▸ The exercise
Set each record down exactly, excluding all images.

▸ Records for this task
____

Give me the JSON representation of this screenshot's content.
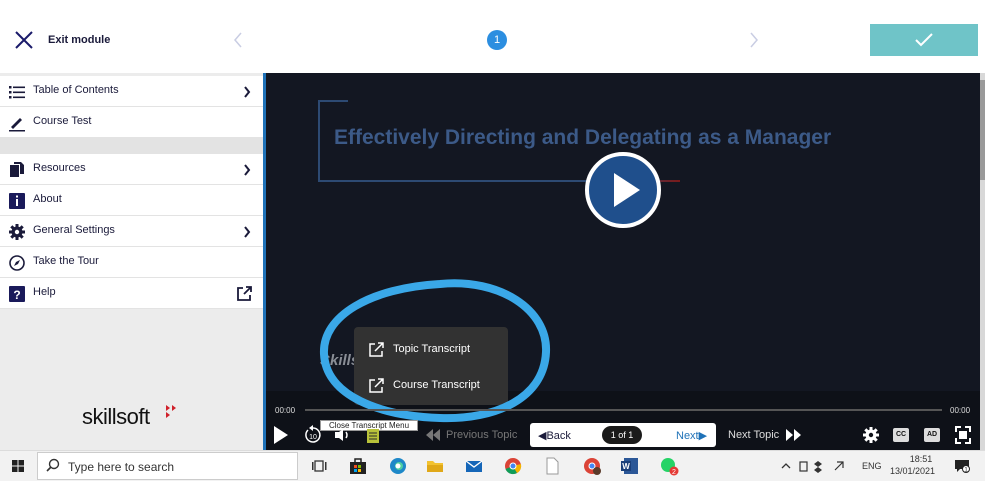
{
  "header": {
    "exit_label": "Exit module",
    "page_badge": "1",
    "complete_button_color": "#6fc4c8"
  },
  "sidebar": {
    "items": [
      {
        "label": "Table of Contents",
        "icon": "list-icon",
        "has_arrow": true
      },
      {
        "label": "Course Test",
        "icon": "pencil-icon",
        "has_arrow": false
      },
      {
        "label": "Resources",
        "icon": "documents-icon",
        "has_arrow": true
      },
      {
        "label": "About",
        "icon": "info-icon",
        "has_arrow": false
      },
      {
        "label": "General Settings",
        "icon": "gear-icon",
        "has_arrow": true
      },
      {
        "label": "Take the Tour",
        "icon": "compass-icon",
        "has_arrow": false
      },
      {
        "label": "Help",
        "icon": "help-icon",
        "has_arrow": false,
        "external": true
      }
    ],
    "logo_text": "skillsoft"
  },
  "player": {
    "title": "Effectively Directing and Delegating as a Manager",
    "watermark": "Skills",
    "time_start": "00:00",
    "time_end": "00:00",
    "tooltip": "Close Transcript Menu",
    "transcript_menu": [
      "Topic Transcript",
      "Course Transcript"
    ],
    "prev_topic": "Previous Topic",
    "back": "Back",
    "page_count": "1 of 1",
    "next": "Next",
    "next_topic": "Next Topic",
    "cc": "CC",
    "ad": "AD",
    "accent_color": "#1f72b8"
  },
  "taskbar": {
    "search_placeholder": "Type here to search",
    "lang": "ENG",
    "time": "18:51",
    "date": "13/01/2021",
    "notification_count": "1"
  }
}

____

▸ Right answer
Give me the JSON representation of this screenshot's content.
{
  "header": {
    "exit_label": "Exit module",
    "page_badge": "1",
    "complete_button_color": "#6fc4c8"
  },
  "sidebar": {
    "items": [
      {
        "label": "Table of Contents",
        "icon": "list-icon",
        "has_arrow": true
      },
      {
        "label": "Course Test",
        "icon": "pencil-icon",
        "has_arrow": false
      },
      {
        "label": "Resources",
        "icon": "documents-icon",
        "has_arrow": true
      },
      {
        "label": "About",
        "icon": "info-icon",
        "has_arrow": false
      },
      {
        "label": "General Settings",
        "icon": "gear-icon",
        "has_arrow": true
      },
      {
        "label": "Take the Tour",
        "icon": "compass-icon",
        "has_arrow": false
      },
      {
        "label": "Help",
        "icon": "help-icon",
        "has_arrow": false,
        "external": true
      }
    ],
    "logo_text": "skillsoft"
  },
  "player": {
    "title": "Effectively Directing and Delegating as a Manager",
    "watermark": "Skills",
    "time_start": "00:00",
    "time_end": "00:00",
    "tooltip": "Close Transcript Menu",
    "transcript_menu": [
      "Topic Transcript",
      "Course Transcript"
    ],
    "prev_topic": "Previous Topic",
    "back": "Back",
    "page_count": "1 of 1",
    "next": "Next",
    "next_topic": "Next Topic",
    "cc": "CC",
    "ad": "AD",
    "accent_color": "#1f72b8"
  },
  "taskbar": {
    "search_placeholder": "Type here to search",
    "lang": "ENG",
    "time": "18:51",
    "date": "13/01/2021",
    "notification_count": "1"
  }
}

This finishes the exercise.